* Auszug *
▼▼▼
Zuerst sah es nach einer weiteren hoch technischen Erklärung aus, von der ich annahm, dass sie mir nicht viel bringen würde. Aber je mehr ich las, desto mehr wurde mir klar, dass sie ein Problem lösen wollte, über das ich oft nachgedacht habe: Wie kann die Sicherheit von Bitcoin auf Proof-of-Stake (PoS)-Blockchains ausgeweitet werden, ohne dass BTC-Inhaber auf Selbstverwahrung verzichten müssen oder auf Wrapped Assets angewiesen sind?
Diese Frage führte mich zu Babylon (BABY).
Was meine Aufmerksamkeit erregte, war nicht die Idee des BTC-Stakings an sich. Es war der Versuch, dass Bitcoin in seinem nativen Netzwerk bleibt und dennoch zur ökonomischen Sicherheit von PoS-Ketten beiträgt. Ich fand diesen Ansatz interessant, weil er darauf abzielt, die bestehende Sicherheit zu stärken, statt sie zu ersetzen.
Ich denke auch, dass die größere Herausforderung nicht die Technologie ist – sondern die Akzeptanz. Sichere Infrastruktur aufzubauen ist das eine, aber Entwickler und Nutzer davon zu überzeugen, sie in echte Anwendungen zu integrieren, ist etwas anderes.
▲▲▲
[Quelldaten]
▼▼▼
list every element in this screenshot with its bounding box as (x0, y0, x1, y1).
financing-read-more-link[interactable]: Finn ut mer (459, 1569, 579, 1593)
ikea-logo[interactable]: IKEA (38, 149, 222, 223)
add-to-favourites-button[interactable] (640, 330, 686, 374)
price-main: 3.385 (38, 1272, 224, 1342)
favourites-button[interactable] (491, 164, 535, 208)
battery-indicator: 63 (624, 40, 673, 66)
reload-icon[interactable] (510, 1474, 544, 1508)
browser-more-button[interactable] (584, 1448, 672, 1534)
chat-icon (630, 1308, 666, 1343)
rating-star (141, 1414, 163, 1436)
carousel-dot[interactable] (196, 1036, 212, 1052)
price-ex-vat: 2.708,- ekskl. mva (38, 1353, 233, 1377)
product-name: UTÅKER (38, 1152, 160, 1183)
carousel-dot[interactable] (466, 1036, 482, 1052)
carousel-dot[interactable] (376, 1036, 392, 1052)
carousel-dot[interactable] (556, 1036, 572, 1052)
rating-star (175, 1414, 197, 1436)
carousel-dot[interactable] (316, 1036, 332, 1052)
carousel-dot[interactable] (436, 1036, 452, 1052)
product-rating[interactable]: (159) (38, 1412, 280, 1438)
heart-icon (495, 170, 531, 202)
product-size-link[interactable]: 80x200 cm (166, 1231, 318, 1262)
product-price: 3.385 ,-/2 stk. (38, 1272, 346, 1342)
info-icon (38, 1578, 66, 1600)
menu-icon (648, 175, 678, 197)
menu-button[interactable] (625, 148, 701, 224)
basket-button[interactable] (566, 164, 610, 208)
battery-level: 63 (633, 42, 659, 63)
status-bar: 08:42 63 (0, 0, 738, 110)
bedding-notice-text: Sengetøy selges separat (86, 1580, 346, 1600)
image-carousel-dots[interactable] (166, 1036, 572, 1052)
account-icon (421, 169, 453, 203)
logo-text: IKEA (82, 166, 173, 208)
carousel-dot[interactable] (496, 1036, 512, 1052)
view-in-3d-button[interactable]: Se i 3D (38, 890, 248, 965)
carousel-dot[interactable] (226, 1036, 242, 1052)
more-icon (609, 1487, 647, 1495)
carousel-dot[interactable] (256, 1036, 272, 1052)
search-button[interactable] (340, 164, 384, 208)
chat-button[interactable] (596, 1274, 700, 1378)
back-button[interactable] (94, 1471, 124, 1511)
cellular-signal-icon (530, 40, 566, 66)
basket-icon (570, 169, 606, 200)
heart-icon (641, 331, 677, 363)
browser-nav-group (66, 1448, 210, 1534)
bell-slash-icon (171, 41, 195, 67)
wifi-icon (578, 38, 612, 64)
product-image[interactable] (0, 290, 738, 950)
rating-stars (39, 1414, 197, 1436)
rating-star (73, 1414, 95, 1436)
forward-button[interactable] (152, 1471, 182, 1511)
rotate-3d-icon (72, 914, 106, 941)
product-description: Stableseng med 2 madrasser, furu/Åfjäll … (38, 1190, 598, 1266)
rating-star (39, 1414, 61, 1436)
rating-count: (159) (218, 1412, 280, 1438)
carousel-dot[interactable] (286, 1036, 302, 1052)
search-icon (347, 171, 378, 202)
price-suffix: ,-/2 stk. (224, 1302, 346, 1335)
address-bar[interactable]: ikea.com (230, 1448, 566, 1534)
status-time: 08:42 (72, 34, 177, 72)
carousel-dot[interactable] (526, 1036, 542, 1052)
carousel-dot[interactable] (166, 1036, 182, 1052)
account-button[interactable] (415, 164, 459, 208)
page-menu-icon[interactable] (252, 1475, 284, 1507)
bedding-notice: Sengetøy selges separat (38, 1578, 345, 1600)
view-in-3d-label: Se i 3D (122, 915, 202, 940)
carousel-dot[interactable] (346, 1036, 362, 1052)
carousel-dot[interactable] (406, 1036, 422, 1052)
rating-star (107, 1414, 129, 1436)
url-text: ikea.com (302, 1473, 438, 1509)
▲▲▲
* Aufgabenstellung *
Geben Sie den Wortlaut des Auszugs über Babylon von „Was meine Aufmerksamkeit“ bis „sie zu ersetzen.“ unverändert aus. Die Einträge haben keinen Bezug zum Auszug.

* Schriftliche Antwort *
Was meine Aufmerksamkeit erregte, war nicht die Idee des BTC-Stakings an sich. Es war der Versuch, dass Bitcoin in seinem nativen Netzwerk bleibt und dennoch zur ökonomischen Sicherheit von PoS-Ketten beiträgt. Ich fand diesen Ansatz interessant, weil er darauf abzielt, die bestehende Sicherheit zu stärken, statt sie zu ersetzen.